-- PROVIDED RECORDS --
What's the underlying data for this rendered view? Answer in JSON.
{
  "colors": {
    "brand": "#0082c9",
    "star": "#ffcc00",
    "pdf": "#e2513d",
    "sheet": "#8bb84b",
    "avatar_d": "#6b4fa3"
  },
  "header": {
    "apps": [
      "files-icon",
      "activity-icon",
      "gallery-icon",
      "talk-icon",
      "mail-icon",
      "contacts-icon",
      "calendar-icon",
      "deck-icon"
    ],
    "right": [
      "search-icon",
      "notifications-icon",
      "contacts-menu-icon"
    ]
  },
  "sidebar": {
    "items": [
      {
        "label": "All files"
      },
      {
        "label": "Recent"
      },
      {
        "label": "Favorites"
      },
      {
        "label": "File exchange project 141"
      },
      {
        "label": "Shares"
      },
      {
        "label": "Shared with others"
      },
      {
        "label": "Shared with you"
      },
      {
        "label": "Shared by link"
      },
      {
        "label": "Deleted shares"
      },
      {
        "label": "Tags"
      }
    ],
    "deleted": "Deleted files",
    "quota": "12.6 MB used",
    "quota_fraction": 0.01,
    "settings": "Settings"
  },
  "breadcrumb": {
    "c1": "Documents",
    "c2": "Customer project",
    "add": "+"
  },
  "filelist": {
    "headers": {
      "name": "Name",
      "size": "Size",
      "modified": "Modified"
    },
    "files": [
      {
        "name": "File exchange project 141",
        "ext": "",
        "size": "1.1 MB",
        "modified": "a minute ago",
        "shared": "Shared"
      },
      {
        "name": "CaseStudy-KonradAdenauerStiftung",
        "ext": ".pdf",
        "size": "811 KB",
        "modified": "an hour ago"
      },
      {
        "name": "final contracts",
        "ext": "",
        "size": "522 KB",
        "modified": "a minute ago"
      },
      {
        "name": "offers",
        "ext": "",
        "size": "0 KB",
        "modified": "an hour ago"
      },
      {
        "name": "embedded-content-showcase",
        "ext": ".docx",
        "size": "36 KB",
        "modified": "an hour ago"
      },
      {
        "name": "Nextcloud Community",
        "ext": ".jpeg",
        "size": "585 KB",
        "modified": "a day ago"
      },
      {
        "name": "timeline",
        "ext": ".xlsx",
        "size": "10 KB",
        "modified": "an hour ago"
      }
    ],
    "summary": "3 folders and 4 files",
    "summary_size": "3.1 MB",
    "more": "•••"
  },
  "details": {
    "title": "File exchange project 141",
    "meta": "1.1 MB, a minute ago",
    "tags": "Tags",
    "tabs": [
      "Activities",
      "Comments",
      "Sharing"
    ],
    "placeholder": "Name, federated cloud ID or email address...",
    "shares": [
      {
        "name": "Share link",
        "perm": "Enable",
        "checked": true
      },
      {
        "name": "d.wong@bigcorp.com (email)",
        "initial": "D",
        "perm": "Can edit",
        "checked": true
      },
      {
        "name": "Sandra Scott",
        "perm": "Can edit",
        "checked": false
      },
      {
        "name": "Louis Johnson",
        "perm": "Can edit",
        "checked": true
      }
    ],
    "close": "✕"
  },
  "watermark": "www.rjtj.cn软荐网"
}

-- GIVEN PROBLEM --
Copy all the records above precisely.

-- SOLUTION FOR THIS TASK --
What's the underlying data for this rendered view? Answer in JSON.
{
  "colors": {
    "brand": "#0082c9",
    "star": "#ffcc00",
    "pdf": "#e2513d",
    "sheet": "#8bb84b",
    "avatar_d": "#6b4fa3"
  },
  "header": {
    "apps": [
      "files-icon",
      "activity-icon",
      "gallery-icon",
      "talk-icon",
      "mail-icon",
      "contacts-icon",
      "calendar-icon",
      "deck-icon"
    ],
    "right": [
      "search-icon",
      "notifications-icon",
      "contacts-menu-icon"
    ]
  },
  "sidebar": {
    "items": [
      {
        "label": "All files"
      },
      {
        "label": "Recent"
      },
      {
        "label": "Favorites"
      },
      {
        "label": "File exchange project 141"
      },
      {
        "label": "Shares"
      },
      {
        "label": "Shared with others"
      },
      {
        "label": "Shared with you"
      },
      {
        "label": "Shared by link"
      },
      {
        "label": "Deleted shares"
      },
      {
        "label": "Tags"
      }
    ],
    "deleted": "Deleted files",
    "quota": "12.6 MB used",
    "quota_fraction": 0.01,
    "settings": "Settings"
  },
  "breadcrumb": {
    "c1": "Documents",
    "c2": "Customer project",
    "add": "+"
  },
  "filelist": {
    "headers": {
      "name": "Name",
      "size": "Size",
      "modified": "Modified"
    },
    "files": [
      {
        "name": "File exchange project 141",
        "ext": "",
        "size": "1.1 MB",
        "modified": "a minute ago",
        "shared": "Shared"
      },
      {
        "name": "CaseStudy-KonradAdenauerStiftung",
        "ext": ".pdf",
        "size": "811 KB",
        "modified": "an hour ago"
      },
      {
        "name": "final contracts",
        "ext": "",
        "size": "522 KB",
        "modified": "a minute ago"
      },
      {
        "name": "offers",
        "ext": "",
        "size": "0 KB",
        "modified": "an hour ago"
      },
      {
        "name": "embedded-content-showcase",
        "ext": ".docx",
        "size": "36 KB",
        "modified": "an hour ago"
      },
      {
        "name": "Nextcloud Community",
        "ext": ".jpeg",
        "size": "585 KB",
        "modified": "a day ago"
      },
      {
        "name": "timeline",
        "ext": ".xlsx",
        "size": "10 KB",
        "modified": "an hour ago"
      }
    ],
    "summary": "3 folders and 4 files",
    "summary_size": "3.1 MB",
    "more": "•••"
  },
  "details": {
    "title": "File exchange project 141",
    "meta": "1.1 MB, a minute ago",
    "tags": "Tags",
    "tabs": [
      "Activities",
      "Comments",
      "Sharing"
    ],
    "placeholder": "Name, federated cloud ID or email address...",
    "shares": [
      {
        "name": "Share link",
        "perm": "Enable",
        "checked": true
      },
      {
        "name": "d.wong@bigcorp.com (email)",
        "initial": "D",
        "perm": "Can edit",
        "checked": true
      },
      {
        "name": "Sandra Scott",
        "perm": "Can edit",
        "checked": false
      },
      {
        "name": "Louis Johnson",
        "perm": "Can edit",
        "checked": true
      }
    ],
    "close": "✕"
  },
  "watermark": "www.rjtj.cn软荐网"
}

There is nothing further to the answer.